Stated task
Recast every line of the listing below as a numbered list, omitting blank lines. Leave the picture out of the result.

Source data

>>>>>

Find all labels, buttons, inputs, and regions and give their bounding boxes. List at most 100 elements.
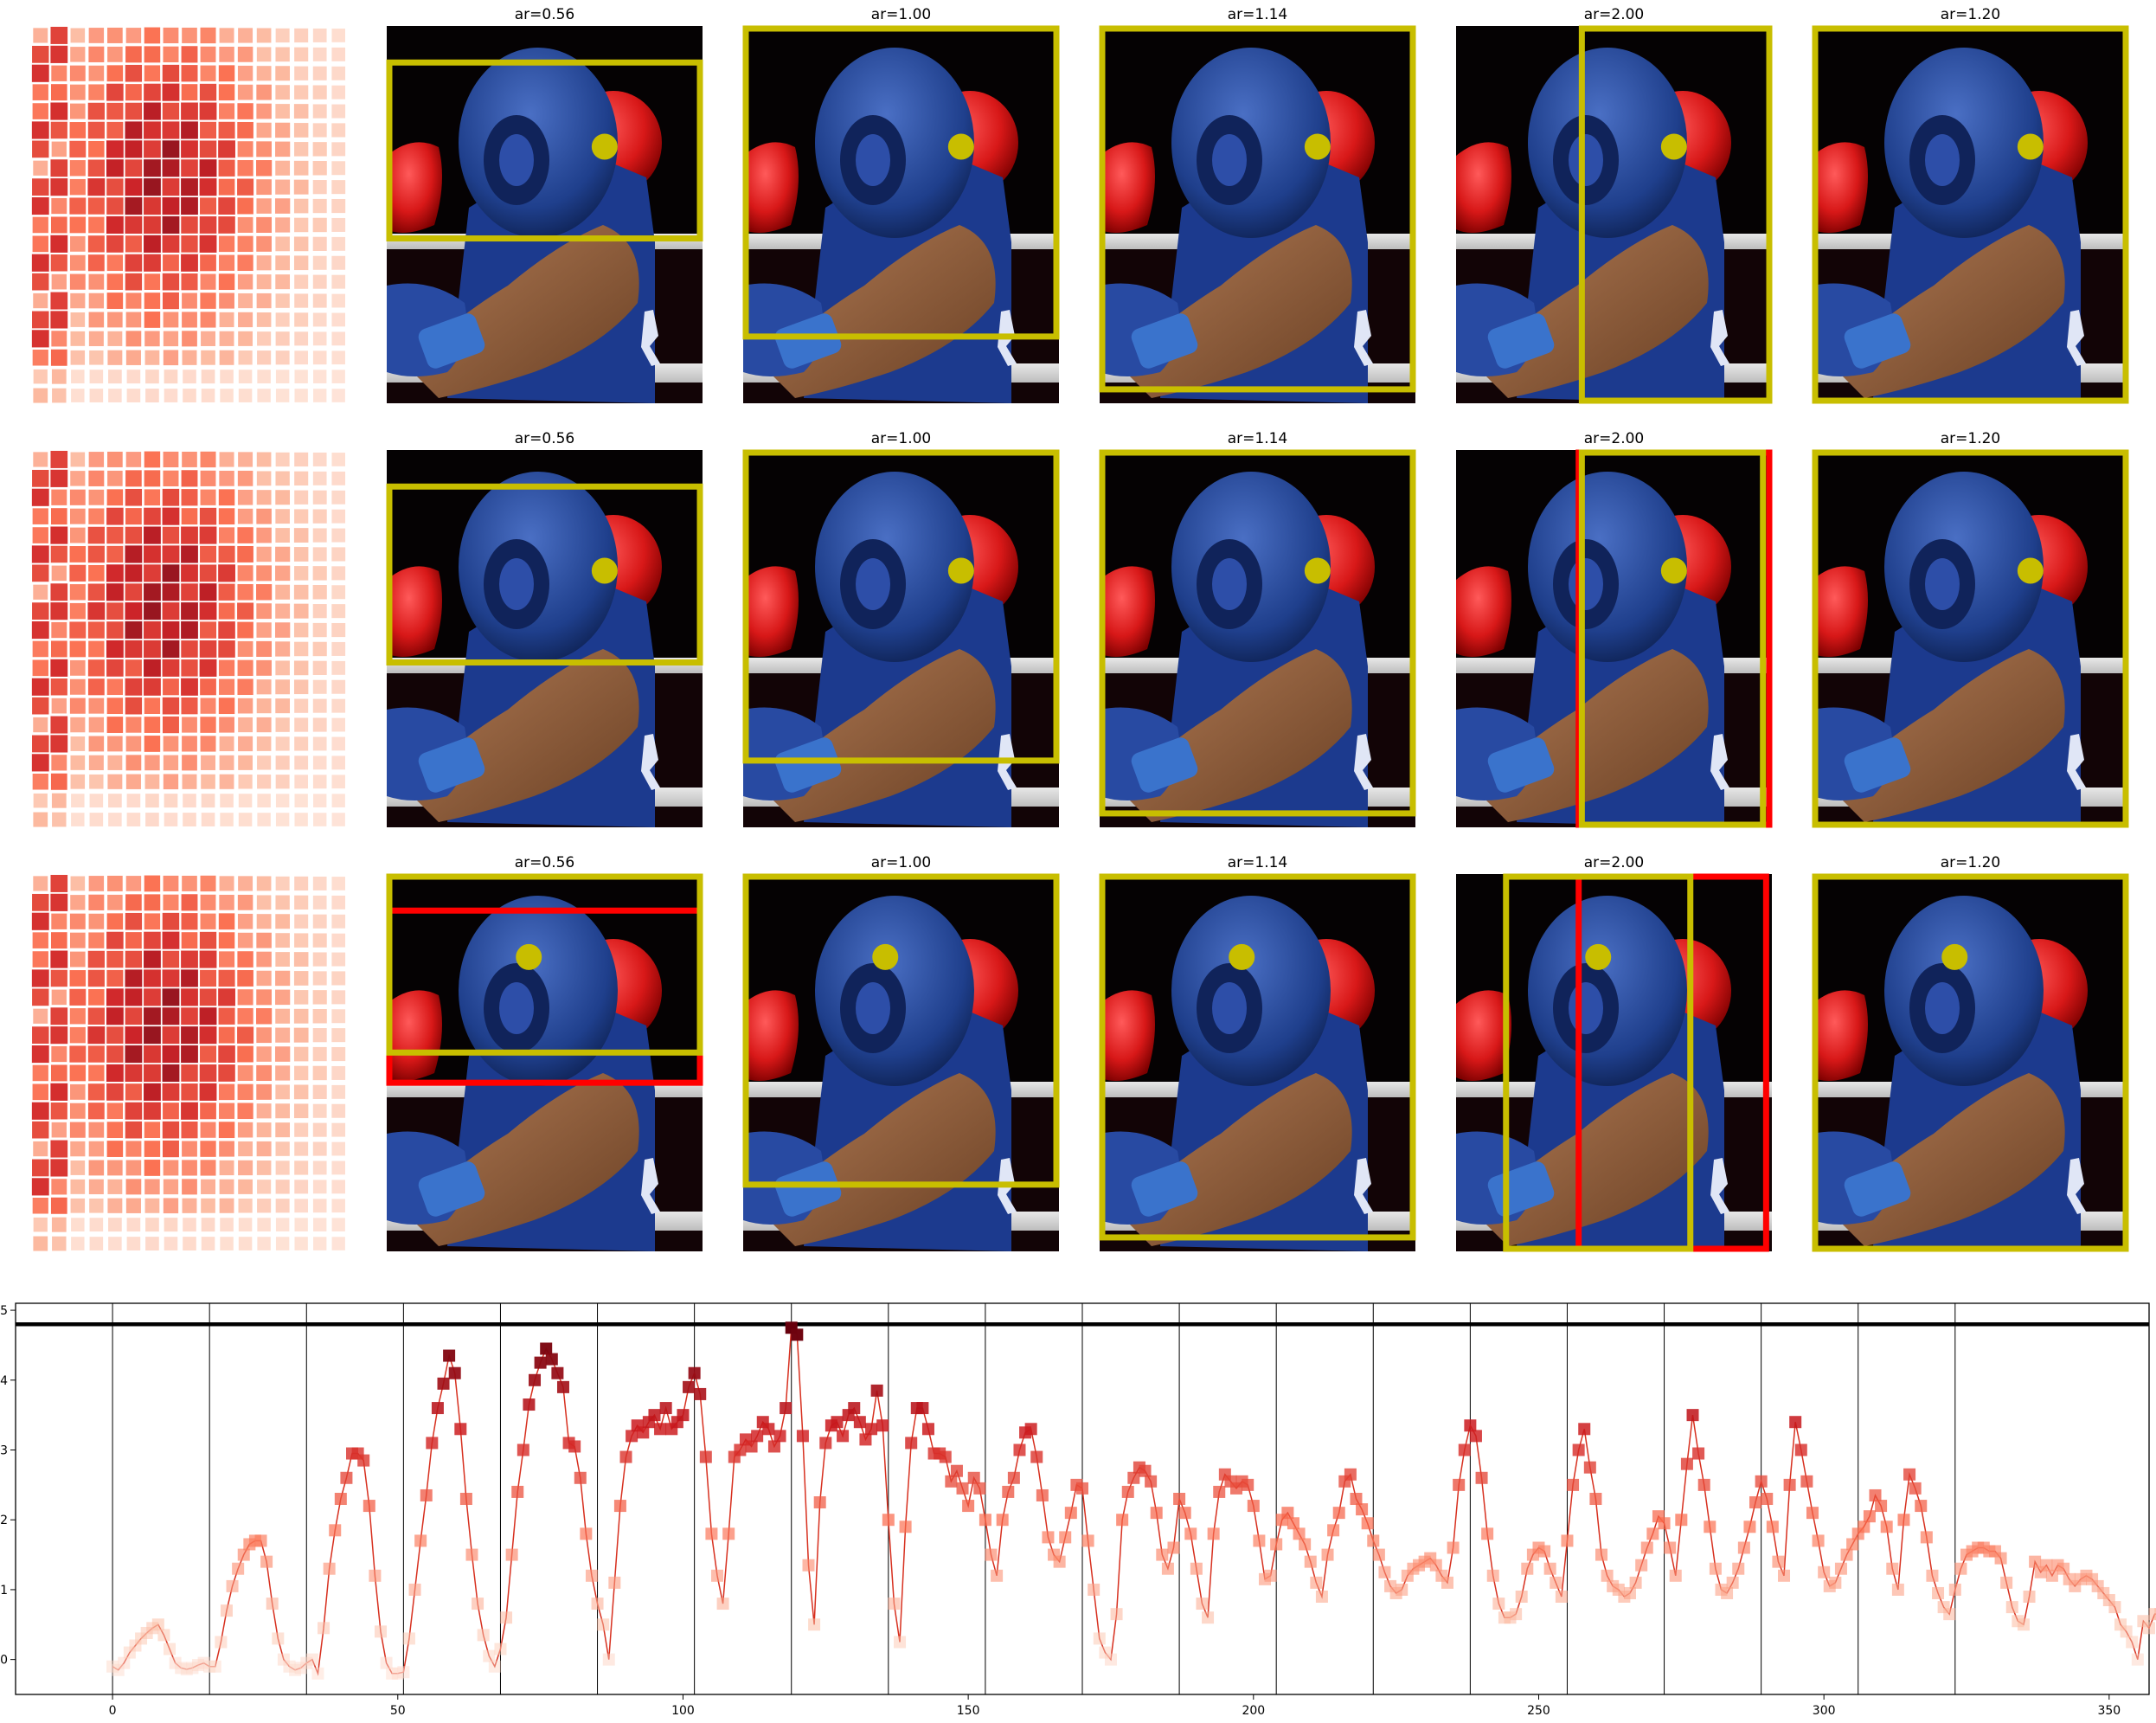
data-point-marker	[1304, 1555, 1317, 1568]
heatmap-cell	[106, 621, 124, 639]
data-point-marker	[888, 1598, 901, 1610]
data-point-marker	[1829, 1576, 1842, 1589]
heatmap-cell	[181, 508, 198, 525]
heatmap-cell	[70, 1083, 86, 1100]
heatmap-cell	[163, 27, 179, 44]
heatmap-cell	[162, 640, 180, 659]
heatmap-cell	[312, 604, 327, 619]
heatmap-cell	[106, 988, 124, 1006]
heatmap-cell	[88, 273, 105, 290]
data-point-marker	[979, 1514, 991, 1527]
data-point-marker	[939, 1450, 952, 1463]
heatmap-cell	[125, 1007, 143, 1025]
heatmap-cell	[293, 1027, 309, 1043]
heatmap-cell	[200, 1103, 216, 1120]
heatmap-cell	[256, 989, 272, 1006]
heatmap-cell	[218, 932, 235, 949]
heatmap-cell	[163, 470, 179, 487]
heatmap-cell	[107, 1160, 123, 1176]
data-point-marker	[602, 1653, 615, 1666]
data-point-marker	[626, 1430, 638, 1443]
heatmap-cell	[164, 1218, 178, 1232]
heatmap-cell	[181, 620, 198, 640]
heatmap-cell	[219, 1179, 234, 1194]
heatmap-cell	[69, 932, 86, 948]
heatmap-cell	[293, 603, 309, 619]
heatmap-cell	[237, 46, 253, 62]
heatmap-cell	[181, 1064, 198, 1082]
heatmap-cell	[238, 293, 253, 309]
heatmap-cell	[218, 216, 235, 234]
heatmap-cell	[181, 659, 198, 677]
heatmap-cell	[88, 913, 105, 929]
data-point-marker	[659, 1402, 672, 1415]
heatmap-cell	[33, 293, 48, 309]
heatmap-cell	[51, 489, 67, 505]
data-point-marker	[1920, 1531, 1933, 1544]
data-point-marker	[1486, 1569, 1499, 1582]
heatmap-cell	[31, 121, 49, 139]
heatmap-cell	[257, 755, 272, 770]
heatmap-cell	[200, 273, 216, 290]
heatmap-cell	[144, 293, 161, 309]
heatmap-cell	[181, 178, 198, 196]
heatmap-cell	[256, 179, 272, 196]
heatmap-cell	[237, 65, 253, 81]
heatmap-cell	[219, 350, 234, 365]
heatmap-cell	[69, 197, 87, 215]
heatmap-cell	[294, 1141, 309, 1156]
heatmap-cell	[181, 602, 198, 620]
heatmap-cell	[33, 717, 48, 733]
heatmap-cell	[312, 85, 327, 100]
heatmap-cell	[144, 65, 161, 82]
heatmap-cell	[331, 1065, 346, 1080]
data-point-marker	[734, 1443, 747, 1456]
data-point-marker	[1202, 1611, 1215, 1624]
heatmap-cell	[144, 774, 160, 789]
heatmap-cell	[162, 659, 180, 677]
photo-panel: ar=1.14	[1099, 6, 1416, 403]
heatmap-cell	[163, 451, 179, 468]
photo-boxer-icon	[1813, 26, 2128, 403]
heatmap-cell	[275, 1122, 291, 1138]
heatmap-cell	[293, 584, 309, 600]
data-point-marker	[780, 1402, 792, 1415]
heatmap-cell	[312, 895, 327, 910]
heatmap-cell	[237, 254, 253, 272]
heatmap-cell	[50, 508, 67, 525]
data-point-marker	[1595, 1548, 1608, 1561]
data-point-marker	[180, 1662, 193, 1675]
heatmap-cell	[256, 698, 272, 714]
heatmap-cell	[70, 452, 86, 467]
heatmap-cell	[125, 717, 142, 733]
data-point-marker	[1378, 1565, 1391, 1578]
heatmap-cell	[256, 970, 272, 987]
heatmap-cell	[125, 912, 143, 930]
data-point-marker	[1834, 1562, 1847, 1575]
heatmap-cell	[275, 660, 290, 676]
heatmap-cell	[275, 141, 291, 158]
panel-title: ar=1.20	[1941, 6, 2001, 23]
heatmap-cell	[331, 914, 346, 929]
heatmap-cell	[144, 1198, 160, 1213]
segment-boundaries	[112, 1303, 1956, 1694]
heatmap-cell	[237, 121, 253, 138]
heatmap-cell	[312, 660, 327, 675]
heatmap-cell	[69, 602, 86, 620]
data-point-marker	[1464, 1419, 1477, 1432]
data-point-marker	[2029, 1555, 2042, 1568]
heatmap-cell	[181, 489, 198, 506]
heatmap-cell	[70, 331, 86, 346]
heatmap-cell	[312, 698, 327, 713]
heatmap-cell	[70, 736, 86, 751]
photo-boxer-icon	[1100, 450, 1415, 827]
data-point-marker	[123, 1646, 136, 1659]
heatmap-cell	[331, 1103, 346, 1118]
data-point-marker	[767, 1440, 780, 1453]
heatmap-cell	[89, 370, 104, 384]
heatmap-cell	[275, 490, 291, 505]
heatmap-cell	[219, 1198, 234, 1213]
heatmap-cell	[331, 123, 346, 138]
heatmap-cell	[125, 988, 143, 1006]
heatmap-cell	[312, 547, 327, 562]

<<<<<

Reply to the task
1. Find all labels, buttons, inputs, and regions and give their bounding boxes. List at most 100 elements.
2. data-point-marker	[1304, 1555, 1317, 1568]
3. heatmap-cell	[106, 621, 124, 639]
4. data-point-marker	[888, 1598, 901, 1610]
5. data-point-marker	[1829, 1576, 1842, 1589]
6. heatmap-cell	[181, 508, 198, 525]
7. heatmap-cell	[70, 1083, 86, 1100]
8. heatmap-cell	[163, 27, 179, 44]
9. heatmap-cell	[162, 640, 180, 659]
10. heatmap-cell	[312, 604, 327, 619]
11. heatmap-cell	[106, 988, 124, 1006]
12. heatmap-cell	[88, 273, 105, 290]
13. data-point-marker	[979, 1514, 991, 1527]
14. data-point-marker	[939, 1450, 952, 1463]
15. heatmap-cell	[125, 1007, 143, 1025]
16. heatmap-cell	[293, 1027, 309, 1043]
17. heatmap-cell	[200, 1103, 216, 1120]
18. heatmap-cell	[256, 989, 272, 1006]
19. heatmap-cell	[218, 932, 235, 949]
20. heatmap-cell	[163, 470, 179, 487]
21. heatmap-cell	[107, 1160, 123, 1176]
22. data-point-marker	[602, 1653, 615, 1666]
23. data-point-marker	[626, 1430, 638, 1443]
24. heatmap-cell	[164, 1218, 178, 1232]
25. heatmap-cell	[181, 620, 198, 640]
26. heatmap-cell	[219, 1179, 234, 1194]
27. heatmap-cell	[69, 932, 86, 948]
28. heatmap-cell	[293, 603, 309, 619]
29. heatmap-cell	[237, 46, 253, 62]
30. heatmap-cell	[181, 1064, 198, 1082]
31. heatmap-cell	[238, 293, 253, 309]
32. heatmap-cell	[218, 216, 235, 234]
33. heatmap-cell	[181, 659, 198, 677]
34. heatmap-cell	[88, 913, 105, 929]
35. data-point-marker	[659, 1402, 672, 1415]
36. heatmap-cell	[33, 293, 48, 309]
37. heatmap-cell	[51, 489, 67, 505]
38. data-point-marker	[1920, 1531, 1933, 1544]
39. data-point-marker	[1486, 1569, 1499, 1582]
40. heatmap-cell	[31, 121, 49, 139]
41. heatmap-cell	[257, 755, 272, 770]
42. heatmap-cell	[200, 273, 216, 290]
43. heatmap-cell	[144, 293, 161, 309]
44. heatmap-cell	[181, 178, 198, 196]
45. heatmap-cell	[256, 179, 272, 196]
46. heatmap-cell	[237, 65, 253, 81]
47. heatmap-cell	[219, 350, 234, 365]
48. heatmap-cell	[69, 197, 87, 215]
49. heatmap-cell	[294, 1141, 309, 1156]
50. heatmap-cell	[181, 602, 198, 620]
51. heatmap-cell	[33, 717, 48, 733]
52. heatmap-cell	[312, 85, 327, 100]
53. heatmap-cell	[144, 65, 161, 82]
54. heatmap-cell	[331, 1065, 346, 1080]
55. data-point-marker	[734, 1443, 747, 1456]
56. data-point-marker	[1202, 1611, 1215, 1624]
57. heatmap-cell	[144, 774, 160, 789]
58. heatmap-cell	[162, 659, 180, 677]
59. photo-panel: ar=1.14	[1099, 6, 1416, 403]
60. heatmap-cell	[163, 451, 179, 468]
61. photo-boxer-icon	[1813, 26, 2128, 403]
62. heatmap-cell	[275, 1122, 291, 1138]
63. heatmap-cell	[293, 584, 309, 600]
64. data-point-marker	[780, 1402, 792, 1415]
65. heatmap-cell	[312, 895, 327, 910]
66. heatmap-cell	[237, 254, 253, 272]
67. heatmap-cell	[50, 508, 67, 525]
68. data-point-marker	[1595, 1548, 1608, 1561]
69. data-point-marker	[180, 1662, 193, 1675]
70. heatmap-cell	[256, 698, 272, 714]
71. heatmap-cell	[70, 452, 86, 467]
72. heatmap-cell	[125, 717, 142, 733]
73. data-point-marker	[1378, 1565, 1391, 1578]
74. heatmap-cell	[256, 970, 272, 987]
75. heatmap-cell	[125, 912, 143, 930]
76. data-point-marker	[1834, 1562, 1847, 1575]
77. heatmap-cell	[275, 660, 290, 676]
78. heatmap-cell	[275, 141, 291, 158]
79. panel-title: ar=1.20	[1941, 6, 2001, 23]
80. heatmap-cell	[331, 914, 346, 929]
81. heatmap-cell	[144, 1198, 160, 1213]
82. segment-boundaries	[112, 1303, 1956, 1694]
83. heatmap-cell	[237, 121, 253, 138]
84. heatmap-cell	[312, 660, 327, 675]
85. heatmap-cell	[69, 602, 86, 620]
86. data-point-marker	[1464, 1419, 1477, 1432]
87. data-point-marker	[2029, 1555, 2042, 1568]
88. heatmap-cell	[181, 489, 198, 506]
89. heatmap-cell	[70, 331, 86, 346]
90. heatmap-cell	[312, 698, 327, 713]
91. heatmap-cell	[70, 736, 86, 751]
92. photo-boxer-icon	[1100, 450, 1415, 827]
93. data-point-marker	[123, 1646, 136, 1659]
94. heatmap-cell	[331, 1103, 346, 1118]
95. data-point-marker	[767, 1440, 780, 1453]
96. heatmap-cell	[89, 370, 104, 384]
97. heatmap-cell	[275, 490, 291, 505]
98. heatmap-cell	[219, 1198, 234, 1213]
99. heatmap-cell	[331, 123, 346, 138]
100. heatmap-cell	[125, 988, 143, 1006]
101. heatmap-cell	[312, 547, 327, 562]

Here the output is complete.